**What is expected**
Leave every picture out and write out the records below exactly.

**Given data**
● ● ● ● ● ● ●

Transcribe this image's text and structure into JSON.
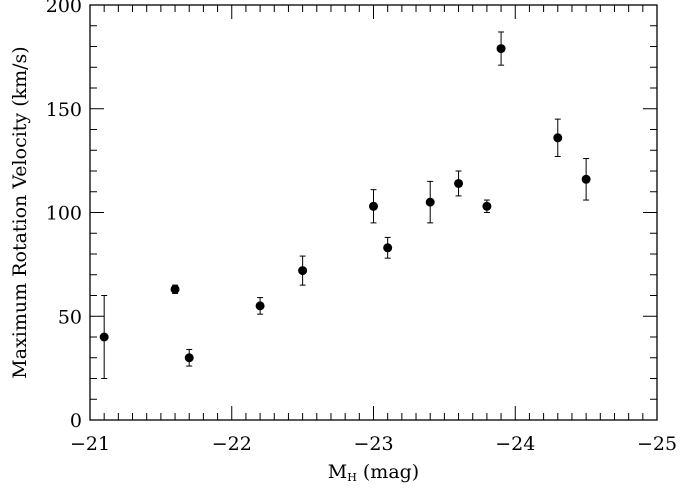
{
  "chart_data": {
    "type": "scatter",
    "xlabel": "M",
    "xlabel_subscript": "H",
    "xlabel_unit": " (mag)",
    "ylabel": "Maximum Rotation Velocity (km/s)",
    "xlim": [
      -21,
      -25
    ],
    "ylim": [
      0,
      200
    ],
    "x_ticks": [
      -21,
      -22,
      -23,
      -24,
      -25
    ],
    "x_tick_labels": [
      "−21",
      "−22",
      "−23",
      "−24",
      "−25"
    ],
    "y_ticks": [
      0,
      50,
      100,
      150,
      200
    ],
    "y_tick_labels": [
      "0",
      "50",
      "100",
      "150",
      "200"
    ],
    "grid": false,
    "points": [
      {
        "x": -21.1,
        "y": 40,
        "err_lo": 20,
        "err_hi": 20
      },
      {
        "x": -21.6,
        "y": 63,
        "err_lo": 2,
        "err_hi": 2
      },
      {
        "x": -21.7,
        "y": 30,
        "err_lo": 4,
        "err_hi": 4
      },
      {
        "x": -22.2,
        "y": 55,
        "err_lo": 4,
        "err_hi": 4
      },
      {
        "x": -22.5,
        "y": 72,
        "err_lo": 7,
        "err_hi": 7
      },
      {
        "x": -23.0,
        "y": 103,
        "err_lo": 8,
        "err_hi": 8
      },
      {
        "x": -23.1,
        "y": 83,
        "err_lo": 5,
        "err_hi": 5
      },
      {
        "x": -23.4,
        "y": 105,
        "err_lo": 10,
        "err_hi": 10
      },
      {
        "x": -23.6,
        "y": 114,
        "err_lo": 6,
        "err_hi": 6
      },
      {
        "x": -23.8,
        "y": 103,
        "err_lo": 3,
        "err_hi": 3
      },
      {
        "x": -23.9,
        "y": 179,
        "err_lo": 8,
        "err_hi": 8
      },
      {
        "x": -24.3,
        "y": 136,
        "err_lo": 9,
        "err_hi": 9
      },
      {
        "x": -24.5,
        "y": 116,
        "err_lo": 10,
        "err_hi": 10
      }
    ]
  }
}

● ● ● ● ● ● ●

**Correct output**
Transcribe this image's text and structure into JSON.
{
  "chart_data": {
    "type": "scatter",
    "xlabel": "M",
    "xlabel_subscript": "H",
    "xlabel_unit": " (mag)",
    "ylabel": "Maximum Rotation Velocity (km/s)",
    "xlim": [
      -21,
      -25
    ],
    "ylim": [
      0,
      200
    ],
    "x_ticks": [
      -21,
      -22,
      -23,
      -24,
      -25
    ],
    "x_tick_labels": [
      "−21",
      "−22",
      "−23",
      "−24",
      "−25"
    ],
    "y_ticks": [
      0,
      50,
      100,
      150,
      200
    ],
    "y_tick_labels": [
      "0",
      "50",
      "100",
      "150",
      "200"
    ],
    "grid": false,
    "points": [
      {
        "x": -21.1,
        "y": 40,
        "err_lo": 20,
        "err_hi": 20
      },
      {
        "x": -21.6,
        "y": 63,
        "err_lo": 2,
        "err_hi": 2
      },
      {
        "x": -21.7,
        "y": 30,
        "err_lo": 4,
        "err_hi": 4
      },
      {
        "x": -22.2,
        "y": 55,
        "err_lo": 4,
        "err_hi": 4
      },
      {
        "x": -22.5,
        "y": 72,
        "err_lo": 7,
        "err_hi": 7
      },
      {
        "x": -23.0,
        "y": 103,
        "err_lo": 8,
        "err_hi": 8
      },
      {
        "x": -23.1,
        "y": 83,
        "err_lo": 5,
        "err_hi": 5
      },
      {
        "x": -23.4,
        "y": 105,
        "err_lo": 10,
        "err_hi": 10
      },
      {
        "x": -23.6,
        "y": 114,
        "err_lo": 6,
        "err_hi": 6
      },
      {
        "x": -23.8,
        "y": 103,
        "err_lo": 3,
        "err_hi": 3
      },
      {
        "x": -23.9,
        "y": 179,
        "err_lo": 8,
        "err_hi": 8
      },
      {
        "x": -24.3,
        "y": 136,
        "err_lo": 9,
        "err_hi": 9
      },
      {
        "x": -24.5,
        "y": 116,
        "err_lo": 10,
        "err_hi": 10
      }
    ]
  }
}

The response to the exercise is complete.